[Begin Items]

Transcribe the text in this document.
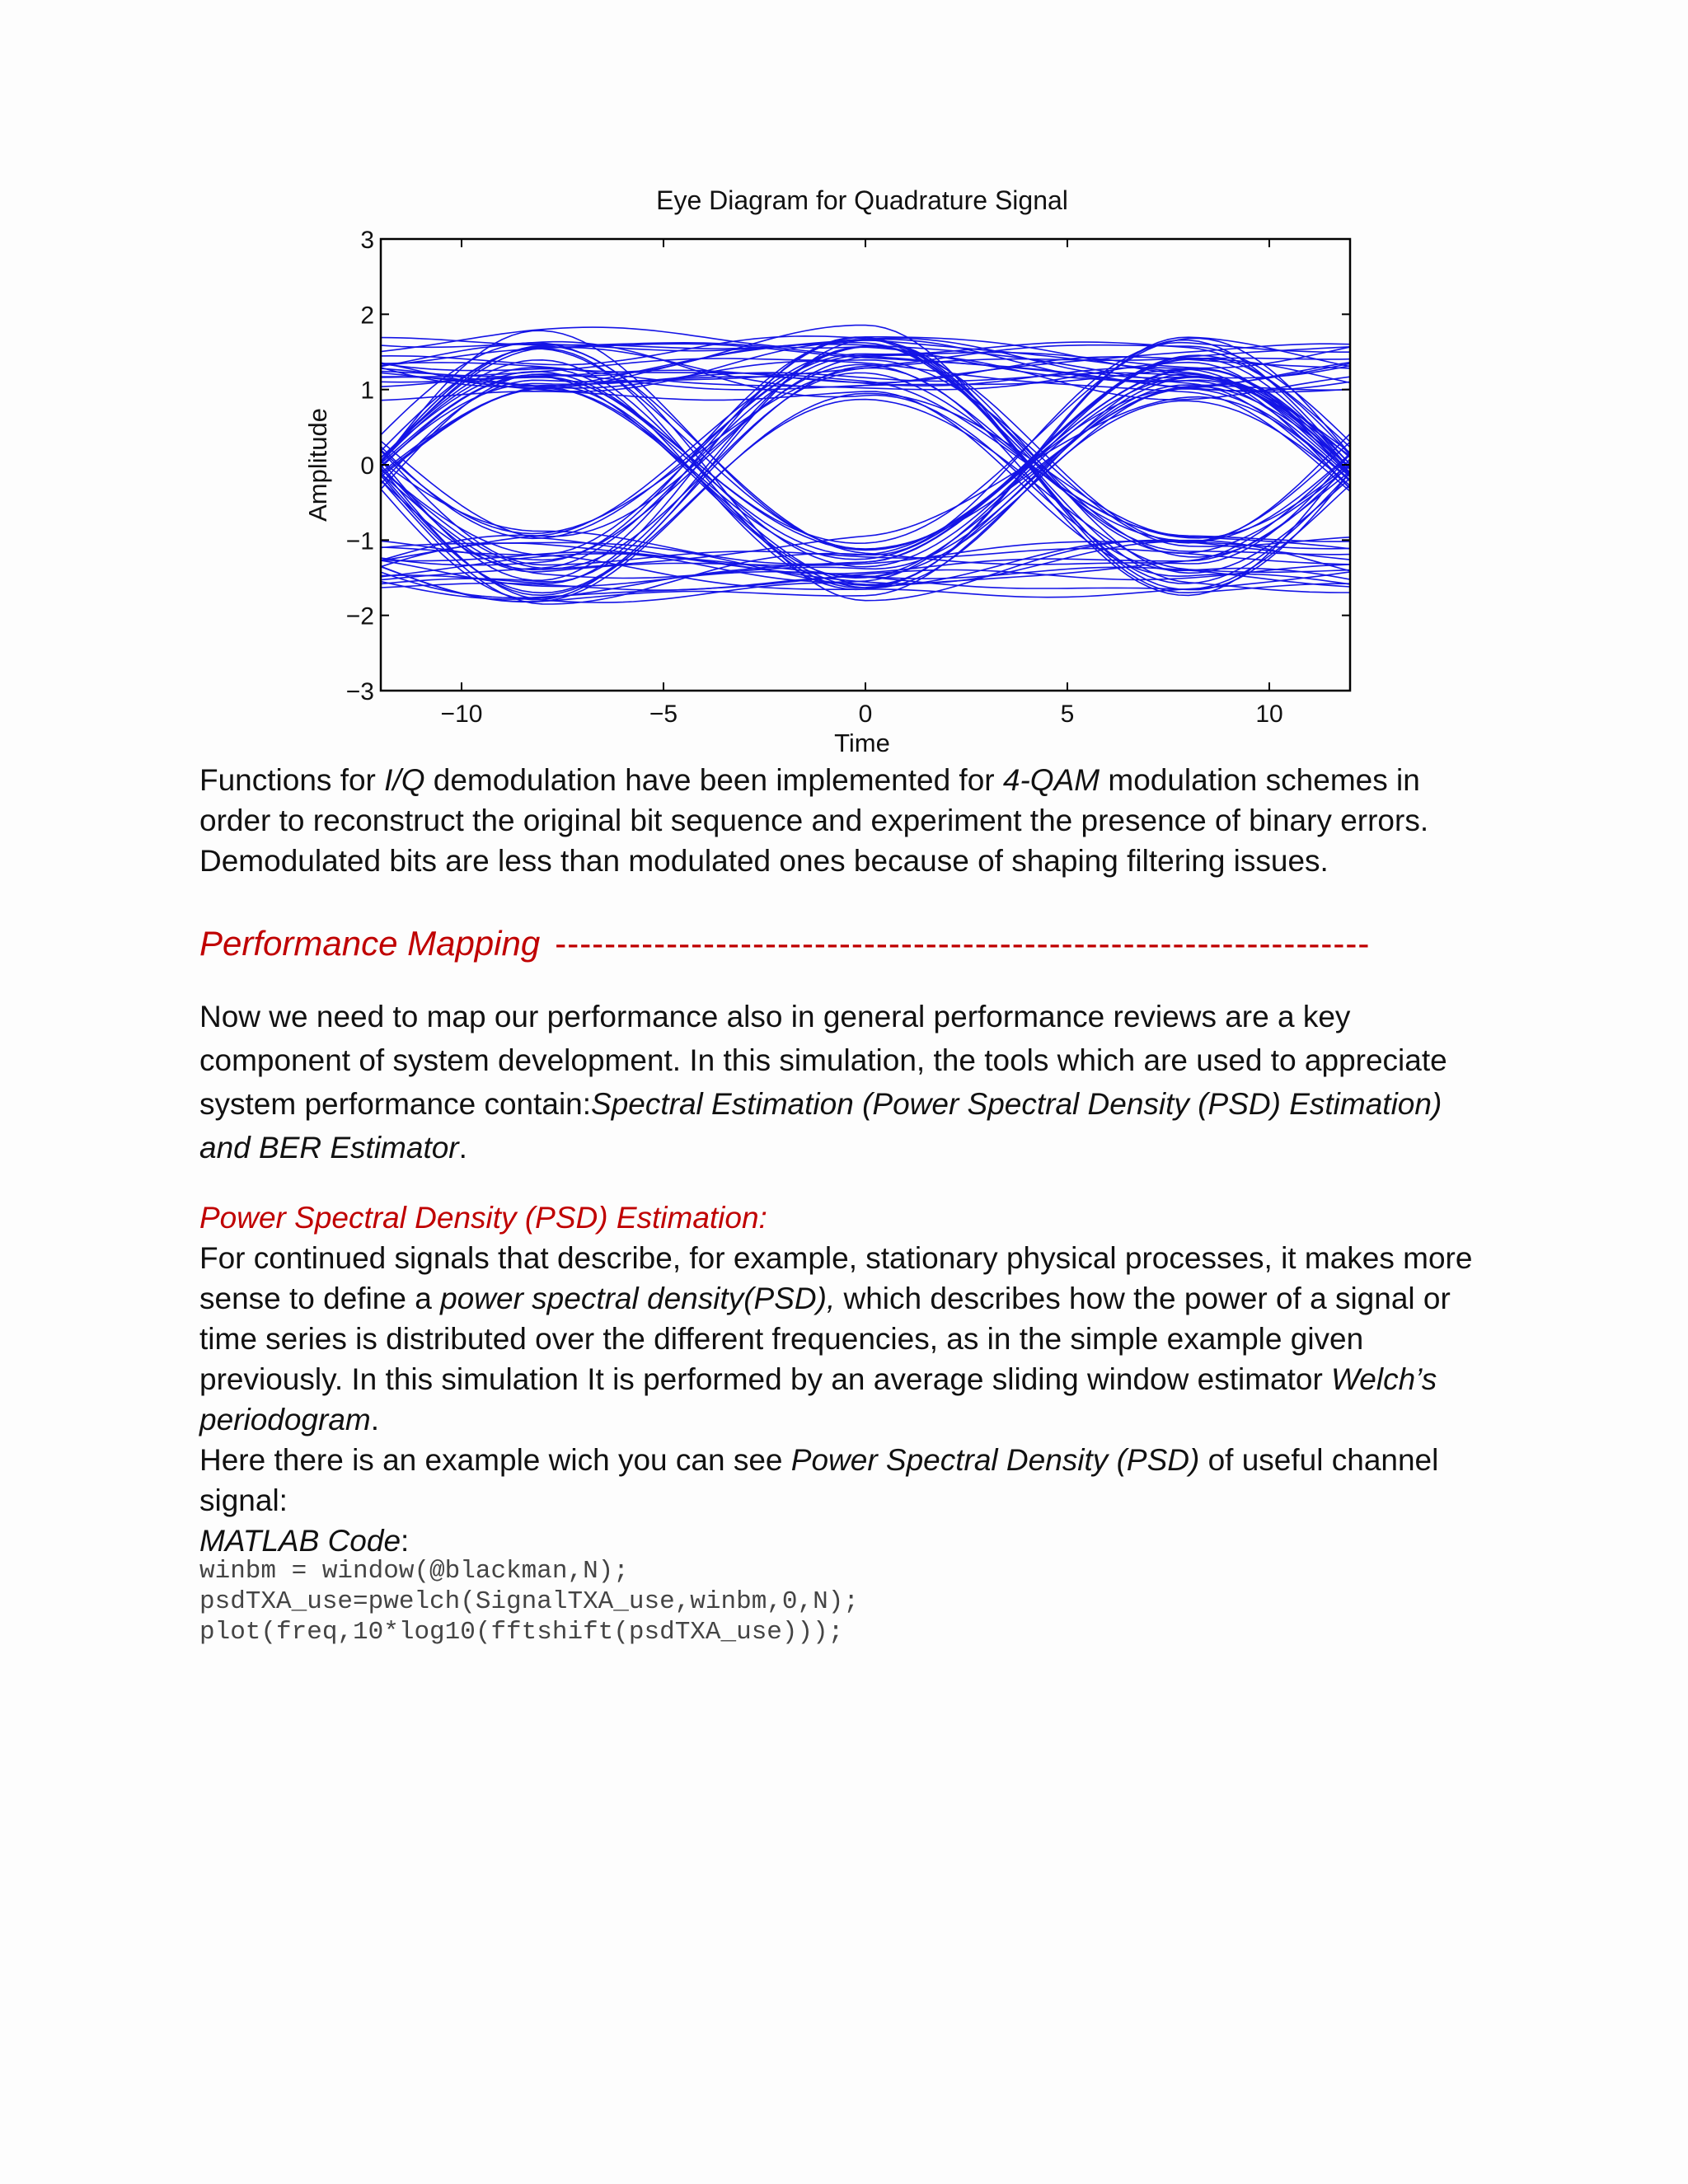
Eye Diagram for Quadrature Signal
−10	−5	0	5	10
3
2
1
0
−1
−2
−3
Time
Amplitude

Functions for I/Q demodulation have been implemented for 4-QAM modulation schemes in order to reconstruct the original bit sequence and experiment the presence of binary errors. Demodulated bits are less than modulated ones because of shaping filtering issues.

Performance Mapping ------------------------------------------------------------------

Now we need to map our performance also in general performance reviews are a key component of system development. In this simulation, the tools which are used to appreciate system performance contain:Spectral Estimation (Power Spectral Density (PSD) Estimation) and BER Estimator.

Power Spectral Density (PSD) Estimation:
For continued signals that describe, for example, stationary physical processes, it makes more sense to define a power spectral density(PSD), which describes how the power of a signal or time series is distributed over the different frequencies, as in the simple example given previously. In this simulation It is performed by an average sliding window estimator Welch’s periodogram.
Here there is an example wich you can see Power Spectral Density (PSD) of useful channel signal:
MATLAB Code:

winbm = window(@blackman,N);
psdTXA_use=pwelch(SignalTXA_use,winbm,0,N);
plot(freq,10*log10(fftshift(psdTXA_use)));
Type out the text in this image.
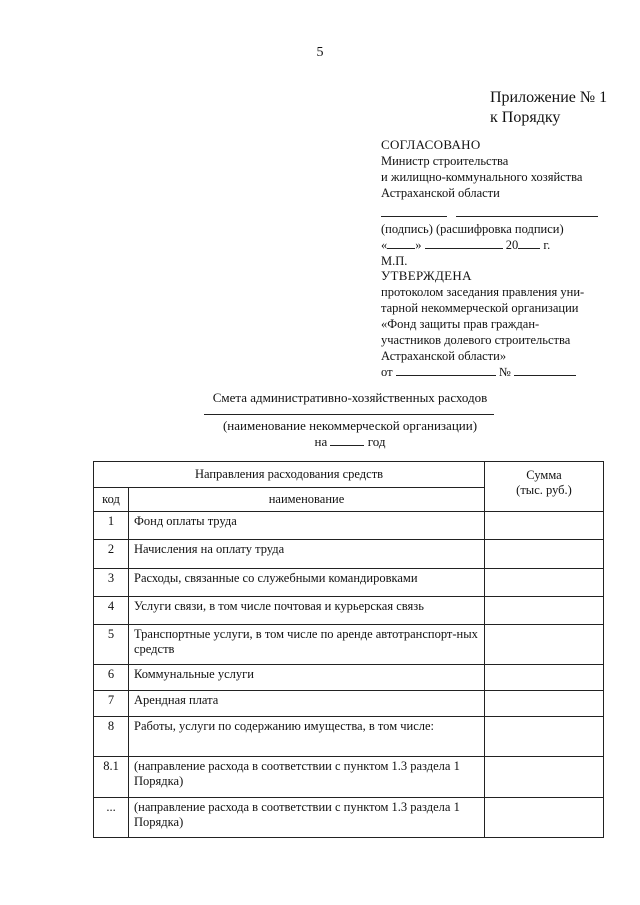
5
Приложение № 1
к Порядку
СОГЛАСОВАНО
Министр строительства
и жилищно-коммунального хозяйства
Астраханской области

(подпись) (расшифровка подписи)
« »	20 г.
М.П.
УТВЕРЖДЕНА
протоколом заседания правления уни-
тарной некоммерческой организации
«Фонд защиты прав граждан-
участников долевого строительства
Астраханской области»
от	№
Смета административно-хозяйственных расходов
(наименование некоммерческой организации)
на	год
Направления расходования средств		Сумма
(тыс. руб.)
код	наименование	
1	Фонд оплаты труда	
2	Начисления на оплату труда	
3	Расходы, связанные со служебными командировками	
4	Услуги связи, в том числе почтовая и курьерская связь	
5	Транспортные услуги, в том числе по аренде автотранспорт-ных средств	
6	Коммунальные услуги	
7	Арендная плата	
8	Работы, услуги по содержанию имущества, в том числе:	
8.1	(направление расхода в соответствии с пунктом 1.3 раздела 1 Порядка)	
...	(направление расхода в соответствии с пунктом 1.3 раздела 1 Порядка)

[End Items]

Request -
Reply with nothing but the number of lines that contain the word "некоммерческой".

Final answer -
2